# STORED DATA start
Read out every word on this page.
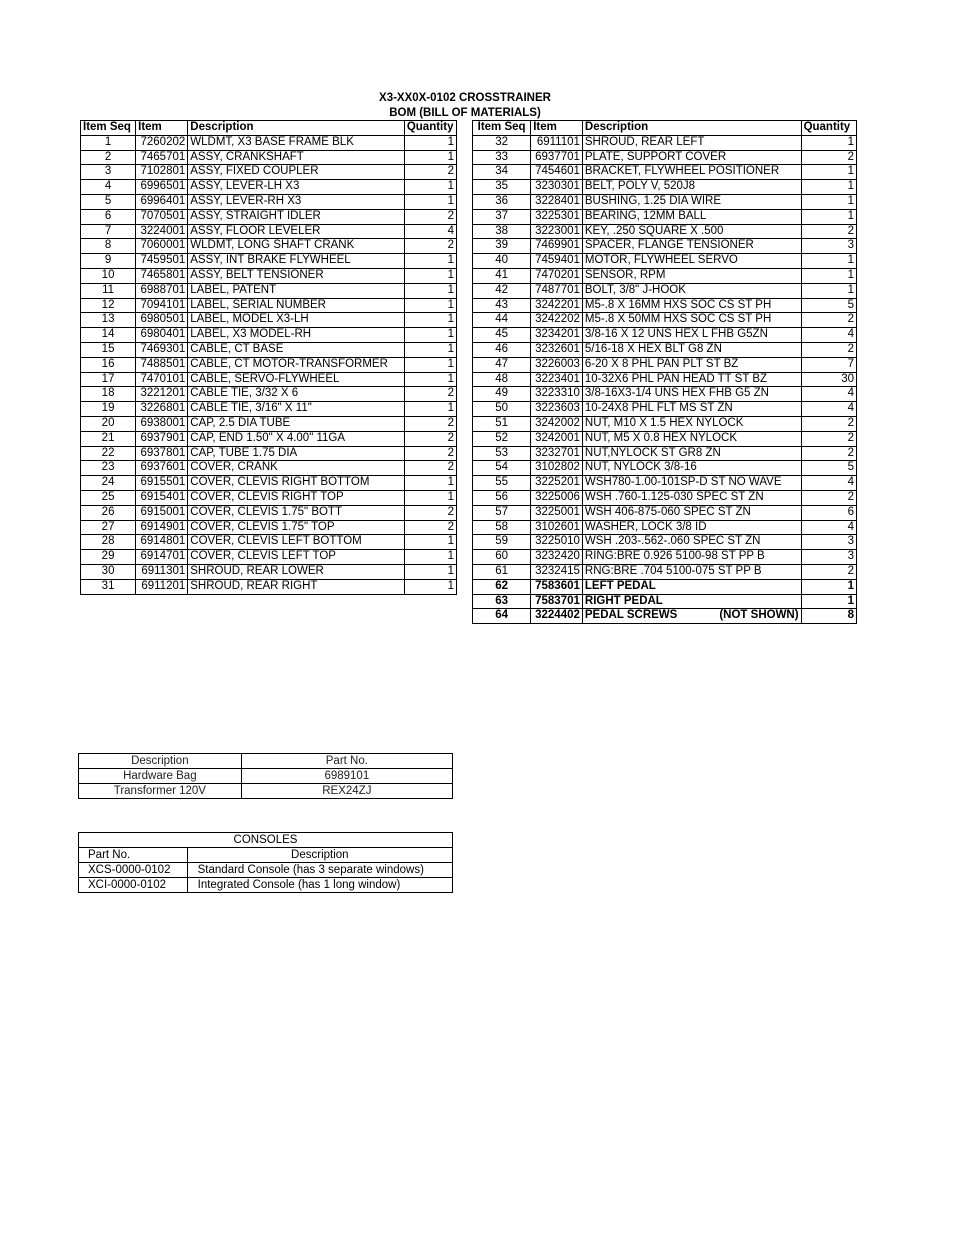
X3-XX0X-0102 CROSSTRAINER
BOM (BILL OF MATERIALS)
Item Seq	Item	Description	Quantity
1	7260202	WLDMT, X3 BASE FRAME BLK	1
2	7465701	ASSY, CRANKSHAFT	1
3	7102801	ASSY, FIXED COUPLER	2
4	6996501	ASSY, LEVER-LH X3	1
5	6996401	ASSY, LEVER-RH X3	1
6	7070501	ASSY, STRAIGHT IDLER	2
7	3224001	ASSY, FLOOR LEVELER	4
8	7060001	WLDMT, LONG SHAFT CRANK	2
9	7459501	ASSY, INT BRAKE FLYWHEEL	1
10	7465801	ASSY, BELT TENSIONER	1
11	6988701	LABEL, PATENT	1
12	7094101	LABEL, SERIAL NUMBER	1
13	6980501	LABEL, MODEL X3-LH	1
14	6980401	LABEL, X3 MODEL-RH	1
15	7469301	CABLE, CT BASE	1
16	7488501	CABLE, CT MOTOR-TRANSFORMER	1
17	7470101	CABLE, SERVO-FLYWHEEL	1
18	3221201	CABLE TIE, 3/32 X 6	2
19	3226801	CABLE TIE, 3/16" X 11"	1
20	6938001	CAP, 2.5 DIA TUBE	2
21	6937901	CAP, END 1.50" X 4.00" 11GA	2
22	6937801	CAP, TUBE 1.75 DIA	2
23	6937601	COVER, CRANK	2
24	6915501	COVER, CLEVIS RIGHT BOTTOM	1
25	6915401	COVER, CLEVIS RIGHT TOP	1
26	6915001	COVER, CLEVIS 1.75" BOTT	2
27	6914901	COVER, CLEVIS 1.75" TOP	2
28	6914801	COVER, CLEVIS LEFT BOTTOM	1
29	6914701	COVER, CLEVIS LEFT TOP	1
30	6911301	SHROUD, REAR LOWER	1
31	6911201	SHROUD, REAR RIGHT	1
Item Seq	Item	Description	Quantity
32	6911101	SHROUD, REAR LEFT	1
33	6937701	PLATE, SUPPORT COVER	2
34	7454601	BRACKET, FLYWHEEL POSITIONER	1
35	3230301	BELT, POLY V, 520J8	1
36	3228401	BUSHING, 1.25 DIA WIRE	1
37	3225301	BEARING, 12MM BALL	1
38	3223001	KEY, .250 SQUARE X .500	2
39	7469901	SPACER, FLANGE TENSIONER	3
40	7459401	MOTOR, FLYWHEEL SERVO	1
41	7470201	SENSOR, RPM	1
42	7487701	BOLT, 3/8" J-HOOK	1
43	3242201	M5-.8 X 16MM HXS SOC CS ST PH	5
44	3242202	M5-.8 X 50MM HXS SOC CS ST PH	2
45	3234201	3/8-16 X 12 UNS HEX L FHB G5ZN	4
46	3232601	5/16-18 X HEX BLT G8 ZN	2
47	3226003	6-20 X 8 PHL PAN PLT ST BZ	7
48	3223401	10-32X6 PHL PAN HEAD TT ST BZ	30
49	3223310	3/8-16X3-1/4 UNS HEX FHB G5 ZN	4
50	3223603	10-24X8 PHL FLT MS ST ZN	4
51	3242002	NUT, M10 X 1.5 HEX NYLOCK	2
52	3242001	NUT, M5 X 0.8 HEX NYLOCK	2
53	3232701	NUT,NYLOCK ST GR8 ZN	2
54	3102802	NUT, NYLOCK 3/8-16	5
55	3225201	WSH780-1.00-101SP-D ST NO WAVE	4
56	3225006	WSH .760-1.125-030 SPEC ST ZN	2
57	3225001	WSH 406-875-060 SPEC ST ZN	6
58	3102601	WASHER, LOCK 3/8 ID	4
59	3225010	WSH .203-.562-.060 SPEC ST ZN	3
60	3232420	RING:BRE 0.926 5100-98 ST PP B	3
61	3232415	RNG:BRE .704 5100-075 ST PP B	2
62	7583601	LEFT PEDAL	1
63	7583701	RIGHT PEDAL	1
64	3224402	PEDAL SCREWS (NOT SHOWN)	8
Description	Part No.
Hardware Bag	6989101
Transformer 120V	REX24ZJ
CONSOLES	
Part No.	Description
XCS-0000-0102	Standard Console (has 3 separate windows)
XCI-0000-0102	Integrated Console (has 1 long window)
# STORED DATA end
Except for the pictures, reproduce every line exactly.

__ANSWER TO THIS TASK__:
Read out every word on this page.
X3-XX0X-0102 CROSSTRAINER
BOM (BILL OF MATERIALS)
Item Seq	Item	Description	Quantity
1	7260202	WLDMT, X3 BASE FRAME BLK	1
2	7465701	ASSY, CRANKSHAFT	1
3	7102801	ASSY, FIXED COUPLER	2
4	6996501	ASSY, LEVER-LH X3	1
5	6996401	ASSY, LEVER-RH X3	1
6	7070501	ASSY, STRAIGHT IDLER	2
7	3224001	ASSY, FLOOR LEVELER	4
8	7060001	WLDMT, LONG SHAFT CRANK	2
9	7459501	ASSY, INT BRAKE FLYWHEEL	1
10	7465801	ASSY, BELT TENSIONER	1
11	6988701	LABEL, PATENT	1
12	7094101	LABEL, SERIAL NUMBER	1
13	6980501	LABEL, MODEL X3-LH	1
14	6980401	LABEL, X3 MODEL-RH	1
15	7469301	CABLE, CT BASE	1
16	7488501	CABLE, CT MOTOR-TRANSFORMER	1
17	7470101	CABLE, SERVO-FLYWHEEL	1
18	3221201	CABLE TIE, 3/32 X 6	2
19	3226801	CABLE TIE, 3/16" X 11"	1
20	6938001	CAP, 2.5 DIA TUBE	2
21	6937901	CAP, END 1.50" X 4.00" 11GA	2
22	6937801	CAP, TUBE 1.75 DIA	2
23	6937601	COVER, CRANK	2
24	6915501	COVER, CLEVIS RIGHT BOTTOM	1
25	6915401	COVER, CLEVIS RIGHT TOP	1
26	6915001	COVER, CLEVIS 1.75" BOTT	2
27	6914901	COVER, CLEVIS 1.75" TOP	2
28	6914801	COVER, CLEVIS LEFT BOTTOM	1
29	6914701	COVER, CLEVIS LEFT TOP	1
30	6911301	SHROUD, REAR LOWER	1
31	6911201	SHROUD, REAR RIGHT	1
Item Seq	Item	Description	Quantity
32	6911101	SHROUD, REAR LEFT	1
33	6937701	PLATE, SUPPORT COVER	2
34	7454601	BRACKET, FLYWHEEL POSITIONER	1
35	3230301	BELT, POLY V, 520J8	1
36	3228401	BUSHING, 1.25 DIA WIRE	1
37	3225301	BEARING, 12MM BALL	1
38	3223001	KEY, .250 SQUARE X .500	2
39	7469901	SPACER, FLANGE TENSIONER	3
40	7459401	MOTOR, FLYWHEEL SERVO	1
41	7470201	SENSOR, RPM	1
42	7487701	BOLT, 3/8" J-HOOK	1
43	3242201	M5-.8 X 16MM HXS SOC CS ST PH	5
44	3242202	M5-.8 X 50MM HXS SOC CS ST PH	2
45	3234201	3/8-16 X 12 UNS HEX L FHB G5ZN	4
46	3232601	5/16-18 X HEX BLT G8 ZN	2
47	3226003	6-20 X 8 PHL PAN PLT ST BZ	7
48	3223401	10-32X6 PHL PAN HEAD TT ST BZ	30
49	3223310	3/8-16X3-1/4 UNS HEX FHB G5 ZN	4
50	3223603	10-24X8 PHL FLT MS ST ZN	4
51	3242002	NUT, M10 X 1.5 HEX NYLOCK	2
52	3242001	NUT, M5 X 0.8 HEX NYLOCK	2
53	3232701	NUT,NYLOCK ST GR8 ZN	2
54	3102802	NUT, NYLOCK 3/8-16	5
55	3225201	WSH780-1.00-101SP-D ST NO WAVE	4
56	3225006	WSH .760-1.125-030 SPEC ST ZN	2
57	3225001	WSH 406-875-060 SPEC ST ZN	6
58	3102601	WASHER, LOCK 3/8 ID	4
59	3225010	WSH .203-.562-.060 SPEC ST ZN	3
60	3232420	RING:BRE 0.926 5100-98 ST PP B	3
61	3232415	RNG:BRE .704 5100-075 ST PP B	2
62	7583601	LEFT PEDAL	1
63	7583701	RIGHT PEDAL	1
64	3224402	PEDAL SCREWS (NOT SHOWN)	8
Description	Part No.
Hardware Bag	6989101
Transformer 120V	REX24ZJ
CONSOLES	
Part No.	Description
XCS-0000-0102	Standard Console (has 3 separate windows)
XCI-0000-0102	Integrated Console (has 1 long window)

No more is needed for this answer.